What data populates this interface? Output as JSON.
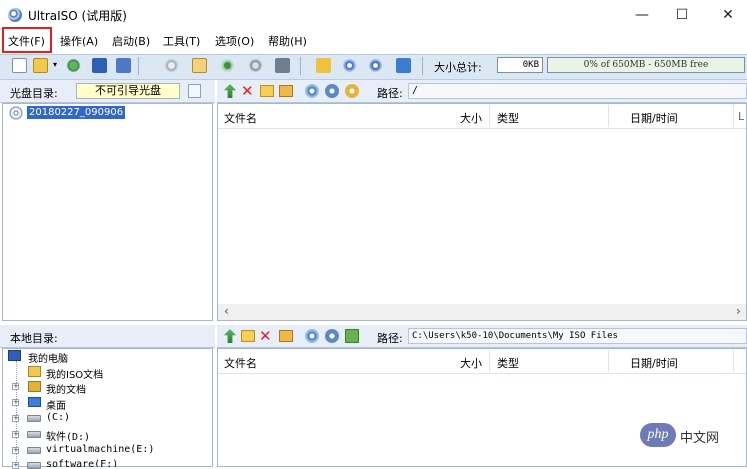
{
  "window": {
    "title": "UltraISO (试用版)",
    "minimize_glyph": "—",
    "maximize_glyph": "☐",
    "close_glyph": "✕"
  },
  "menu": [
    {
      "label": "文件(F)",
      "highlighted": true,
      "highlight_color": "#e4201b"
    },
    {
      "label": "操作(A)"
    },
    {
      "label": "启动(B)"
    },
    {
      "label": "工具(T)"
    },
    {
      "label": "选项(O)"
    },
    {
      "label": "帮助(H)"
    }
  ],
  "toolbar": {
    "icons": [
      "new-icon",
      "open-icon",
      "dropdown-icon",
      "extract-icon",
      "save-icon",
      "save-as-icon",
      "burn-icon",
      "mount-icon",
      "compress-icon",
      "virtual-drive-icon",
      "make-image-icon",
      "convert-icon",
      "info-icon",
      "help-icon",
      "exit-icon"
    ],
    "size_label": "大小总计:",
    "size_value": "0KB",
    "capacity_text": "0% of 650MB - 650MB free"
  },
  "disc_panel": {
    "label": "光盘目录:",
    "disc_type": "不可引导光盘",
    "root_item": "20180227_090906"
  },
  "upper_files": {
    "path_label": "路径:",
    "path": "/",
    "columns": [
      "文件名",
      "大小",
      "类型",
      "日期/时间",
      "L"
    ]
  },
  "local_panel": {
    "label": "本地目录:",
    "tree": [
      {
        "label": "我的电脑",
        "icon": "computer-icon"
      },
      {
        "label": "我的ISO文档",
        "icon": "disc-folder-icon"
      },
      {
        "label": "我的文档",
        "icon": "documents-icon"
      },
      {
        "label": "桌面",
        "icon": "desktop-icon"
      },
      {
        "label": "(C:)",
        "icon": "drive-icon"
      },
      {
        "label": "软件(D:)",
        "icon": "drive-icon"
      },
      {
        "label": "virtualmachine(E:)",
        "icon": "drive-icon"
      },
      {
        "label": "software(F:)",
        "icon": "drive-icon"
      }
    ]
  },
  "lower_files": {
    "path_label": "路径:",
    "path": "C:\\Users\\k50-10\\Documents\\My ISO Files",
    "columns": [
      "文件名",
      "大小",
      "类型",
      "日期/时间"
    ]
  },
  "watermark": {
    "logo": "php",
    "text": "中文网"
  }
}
+===+
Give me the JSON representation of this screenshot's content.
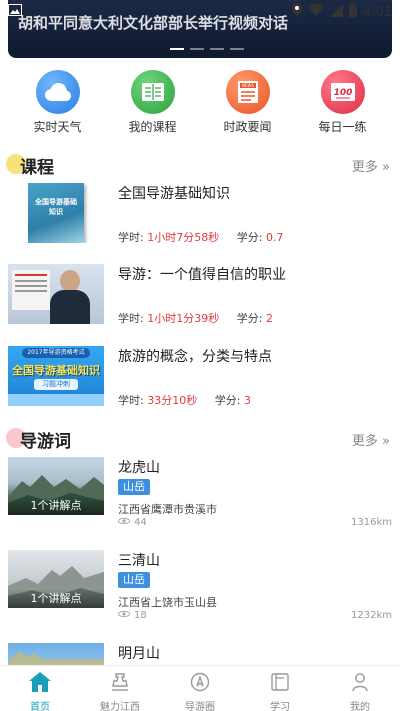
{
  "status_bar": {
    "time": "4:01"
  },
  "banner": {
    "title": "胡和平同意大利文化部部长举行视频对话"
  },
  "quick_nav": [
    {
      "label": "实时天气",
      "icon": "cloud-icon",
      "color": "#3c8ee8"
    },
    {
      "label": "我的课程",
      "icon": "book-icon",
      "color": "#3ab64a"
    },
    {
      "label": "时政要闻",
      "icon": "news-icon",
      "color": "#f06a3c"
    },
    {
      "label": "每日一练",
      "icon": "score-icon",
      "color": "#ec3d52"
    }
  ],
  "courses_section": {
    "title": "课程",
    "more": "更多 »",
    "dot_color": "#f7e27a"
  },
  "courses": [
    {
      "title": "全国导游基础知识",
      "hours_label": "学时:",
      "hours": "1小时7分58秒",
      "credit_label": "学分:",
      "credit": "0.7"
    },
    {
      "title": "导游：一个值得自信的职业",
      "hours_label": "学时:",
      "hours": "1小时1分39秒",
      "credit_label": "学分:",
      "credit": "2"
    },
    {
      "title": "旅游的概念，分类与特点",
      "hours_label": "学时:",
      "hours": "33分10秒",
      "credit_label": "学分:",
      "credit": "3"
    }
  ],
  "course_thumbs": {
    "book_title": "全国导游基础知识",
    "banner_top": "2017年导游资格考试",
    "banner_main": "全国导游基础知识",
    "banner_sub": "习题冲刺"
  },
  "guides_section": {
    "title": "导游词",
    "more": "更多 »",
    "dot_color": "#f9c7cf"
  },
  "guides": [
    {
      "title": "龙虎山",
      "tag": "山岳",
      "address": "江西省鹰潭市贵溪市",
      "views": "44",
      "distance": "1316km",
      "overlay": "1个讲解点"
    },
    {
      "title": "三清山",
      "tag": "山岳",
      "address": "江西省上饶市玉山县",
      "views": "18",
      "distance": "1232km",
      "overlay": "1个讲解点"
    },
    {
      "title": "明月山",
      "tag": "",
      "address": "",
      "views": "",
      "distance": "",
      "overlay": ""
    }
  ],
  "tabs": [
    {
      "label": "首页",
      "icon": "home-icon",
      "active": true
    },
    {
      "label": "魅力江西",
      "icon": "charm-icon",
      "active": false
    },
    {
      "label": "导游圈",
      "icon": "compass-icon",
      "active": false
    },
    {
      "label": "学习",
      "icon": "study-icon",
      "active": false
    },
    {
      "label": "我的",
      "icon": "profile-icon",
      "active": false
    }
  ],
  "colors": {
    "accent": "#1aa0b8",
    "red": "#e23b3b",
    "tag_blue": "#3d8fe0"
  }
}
+===+
**WHAT TO WORK ON:**
Show each line of the listing that holds the string "distance".

**OUTPUT BELOW:**
      "distance": "1316km",
      "distance": "1232km",
      "distance": "",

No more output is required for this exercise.